• _GIVEN EXERCISE_: Scan the material that follows. Copy every line containing the word "Chennai".

• _Entries from a dataset_:

----

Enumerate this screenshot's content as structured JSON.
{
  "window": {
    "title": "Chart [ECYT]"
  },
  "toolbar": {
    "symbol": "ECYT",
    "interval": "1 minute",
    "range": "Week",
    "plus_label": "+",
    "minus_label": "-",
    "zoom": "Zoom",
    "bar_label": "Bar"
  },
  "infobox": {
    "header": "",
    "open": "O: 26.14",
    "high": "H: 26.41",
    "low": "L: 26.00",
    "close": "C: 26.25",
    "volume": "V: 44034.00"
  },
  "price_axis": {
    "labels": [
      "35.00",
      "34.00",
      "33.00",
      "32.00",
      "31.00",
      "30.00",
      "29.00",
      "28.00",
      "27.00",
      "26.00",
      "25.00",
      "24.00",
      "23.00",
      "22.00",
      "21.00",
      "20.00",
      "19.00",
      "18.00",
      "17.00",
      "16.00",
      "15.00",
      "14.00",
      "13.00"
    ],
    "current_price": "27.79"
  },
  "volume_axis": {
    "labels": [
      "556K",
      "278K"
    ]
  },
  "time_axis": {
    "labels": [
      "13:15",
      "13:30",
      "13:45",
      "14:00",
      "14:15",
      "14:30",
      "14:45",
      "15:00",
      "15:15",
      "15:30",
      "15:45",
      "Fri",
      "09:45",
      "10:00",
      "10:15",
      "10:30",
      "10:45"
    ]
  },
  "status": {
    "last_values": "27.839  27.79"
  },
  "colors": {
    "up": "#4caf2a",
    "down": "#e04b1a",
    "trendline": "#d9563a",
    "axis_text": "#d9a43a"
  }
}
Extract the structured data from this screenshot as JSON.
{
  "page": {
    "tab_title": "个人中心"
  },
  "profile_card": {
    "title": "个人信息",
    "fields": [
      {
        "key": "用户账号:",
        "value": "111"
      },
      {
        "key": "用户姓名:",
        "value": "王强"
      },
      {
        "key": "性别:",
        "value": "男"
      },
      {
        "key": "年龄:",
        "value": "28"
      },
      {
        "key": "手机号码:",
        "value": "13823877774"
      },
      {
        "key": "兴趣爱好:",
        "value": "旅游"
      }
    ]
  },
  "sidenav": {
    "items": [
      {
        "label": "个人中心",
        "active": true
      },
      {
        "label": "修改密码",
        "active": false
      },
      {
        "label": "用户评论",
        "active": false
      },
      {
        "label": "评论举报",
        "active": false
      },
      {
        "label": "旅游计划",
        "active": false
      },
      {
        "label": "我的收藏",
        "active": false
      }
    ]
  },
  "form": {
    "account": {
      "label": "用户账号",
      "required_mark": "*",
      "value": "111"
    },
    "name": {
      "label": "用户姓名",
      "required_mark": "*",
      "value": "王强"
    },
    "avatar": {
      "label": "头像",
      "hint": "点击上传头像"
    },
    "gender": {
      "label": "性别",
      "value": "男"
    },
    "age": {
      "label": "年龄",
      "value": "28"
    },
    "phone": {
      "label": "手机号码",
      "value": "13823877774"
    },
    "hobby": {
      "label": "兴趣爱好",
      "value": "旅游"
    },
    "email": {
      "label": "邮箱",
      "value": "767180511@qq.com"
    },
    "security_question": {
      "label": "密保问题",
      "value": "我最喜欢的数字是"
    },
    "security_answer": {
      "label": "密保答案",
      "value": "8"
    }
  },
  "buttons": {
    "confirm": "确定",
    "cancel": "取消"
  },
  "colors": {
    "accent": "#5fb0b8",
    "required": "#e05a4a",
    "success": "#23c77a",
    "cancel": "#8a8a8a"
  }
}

----

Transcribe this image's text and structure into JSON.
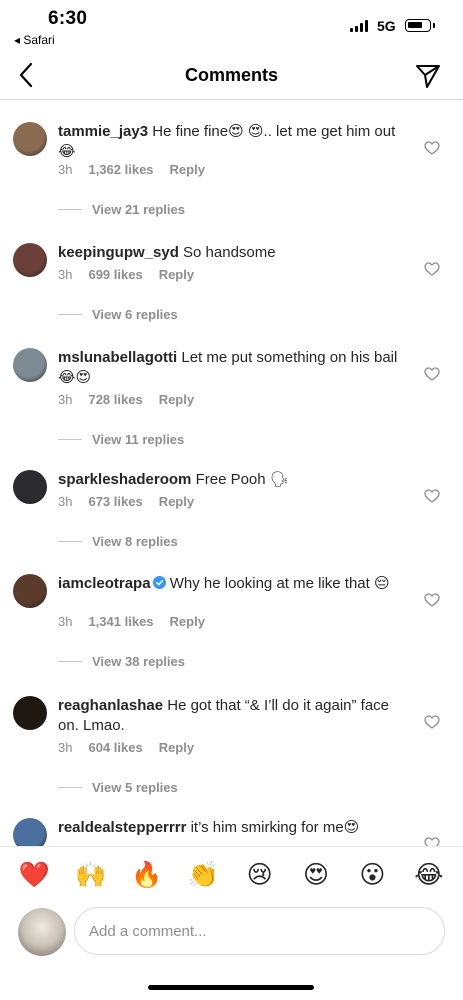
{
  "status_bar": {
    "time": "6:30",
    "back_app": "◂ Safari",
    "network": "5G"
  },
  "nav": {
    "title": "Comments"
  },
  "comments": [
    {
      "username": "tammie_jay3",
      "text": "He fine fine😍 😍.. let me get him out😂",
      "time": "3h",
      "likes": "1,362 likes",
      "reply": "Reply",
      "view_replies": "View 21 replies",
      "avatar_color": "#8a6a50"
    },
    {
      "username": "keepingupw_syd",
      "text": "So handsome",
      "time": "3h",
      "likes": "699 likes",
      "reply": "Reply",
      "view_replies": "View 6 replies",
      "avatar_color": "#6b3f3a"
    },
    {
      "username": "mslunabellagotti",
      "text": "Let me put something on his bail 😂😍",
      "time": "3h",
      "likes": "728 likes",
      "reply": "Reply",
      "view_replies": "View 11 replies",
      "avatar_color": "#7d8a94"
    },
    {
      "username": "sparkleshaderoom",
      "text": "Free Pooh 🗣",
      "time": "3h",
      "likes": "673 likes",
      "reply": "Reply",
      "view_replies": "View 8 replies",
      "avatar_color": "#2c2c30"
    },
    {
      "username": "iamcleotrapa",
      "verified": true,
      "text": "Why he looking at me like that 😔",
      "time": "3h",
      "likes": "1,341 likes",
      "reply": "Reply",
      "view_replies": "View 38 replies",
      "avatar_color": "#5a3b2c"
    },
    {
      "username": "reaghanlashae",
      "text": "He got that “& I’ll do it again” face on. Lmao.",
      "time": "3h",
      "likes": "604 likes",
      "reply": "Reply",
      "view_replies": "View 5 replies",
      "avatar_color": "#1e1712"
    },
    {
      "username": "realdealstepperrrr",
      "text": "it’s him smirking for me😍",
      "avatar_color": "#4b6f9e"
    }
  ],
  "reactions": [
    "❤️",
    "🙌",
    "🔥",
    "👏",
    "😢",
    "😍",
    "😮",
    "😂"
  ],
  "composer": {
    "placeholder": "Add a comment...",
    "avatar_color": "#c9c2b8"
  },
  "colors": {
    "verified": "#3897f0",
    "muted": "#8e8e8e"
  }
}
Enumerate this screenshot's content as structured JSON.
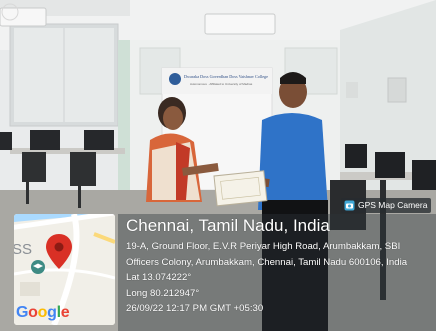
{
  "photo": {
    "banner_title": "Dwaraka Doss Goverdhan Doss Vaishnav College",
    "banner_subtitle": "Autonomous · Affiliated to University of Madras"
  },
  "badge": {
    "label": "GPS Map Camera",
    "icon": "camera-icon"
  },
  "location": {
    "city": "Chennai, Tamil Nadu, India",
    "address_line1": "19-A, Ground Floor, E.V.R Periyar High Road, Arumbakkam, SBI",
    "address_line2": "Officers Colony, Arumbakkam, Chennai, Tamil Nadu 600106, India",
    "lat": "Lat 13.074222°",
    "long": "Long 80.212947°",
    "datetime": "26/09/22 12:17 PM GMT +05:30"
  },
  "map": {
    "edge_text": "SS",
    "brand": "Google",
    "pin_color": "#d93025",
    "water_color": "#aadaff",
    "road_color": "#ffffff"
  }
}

----

• _COMPLETED TASK_:
    "city": "Chennai, Tamil Nadu, India",
    "address_line2": "Officers Colony, Arumbakkam, Chennai, Tamil Nadu 600106, India",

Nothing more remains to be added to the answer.